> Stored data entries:
>> Start

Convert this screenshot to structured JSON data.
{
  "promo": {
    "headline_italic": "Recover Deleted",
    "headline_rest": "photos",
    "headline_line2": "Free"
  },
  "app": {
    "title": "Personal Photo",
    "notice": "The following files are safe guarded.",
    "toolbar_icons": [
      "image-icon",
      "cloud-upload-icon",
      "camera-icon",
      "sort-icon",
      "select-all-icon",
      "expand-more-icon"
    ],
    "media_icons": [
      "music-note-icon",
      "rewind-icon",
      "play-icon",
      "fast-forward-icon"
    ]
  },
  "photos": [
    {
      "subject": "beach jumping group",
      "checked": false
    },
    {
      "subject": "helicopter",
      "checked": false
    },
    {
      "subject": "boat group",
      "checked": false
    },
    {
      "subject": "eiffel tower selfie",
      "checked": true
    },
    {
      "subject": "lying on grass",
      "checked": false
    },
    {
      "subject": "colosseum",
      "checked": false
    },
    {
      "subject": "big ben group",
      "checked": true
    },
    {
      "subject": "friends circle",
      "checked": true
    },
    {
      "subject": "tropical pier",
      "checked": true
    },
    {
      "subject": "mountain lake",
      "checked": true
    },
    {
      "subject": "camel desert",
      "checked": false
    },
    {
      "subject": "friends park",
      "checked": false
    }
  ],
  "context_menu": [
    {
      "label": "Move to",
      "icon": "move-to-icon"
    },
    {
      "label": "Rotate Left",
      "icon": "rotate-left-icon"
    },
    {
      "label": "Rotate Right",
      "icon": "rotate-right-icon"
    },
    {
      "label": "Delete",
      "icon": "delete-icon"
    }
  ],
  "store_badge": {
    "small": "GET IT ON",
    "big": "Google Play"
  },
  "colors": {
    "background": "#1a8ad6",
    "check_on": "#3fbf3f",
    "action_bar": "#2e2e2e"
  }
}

>> End

The word "label" appears in how many lines of the data? Answer with only the number.

> Answer to this problem: 4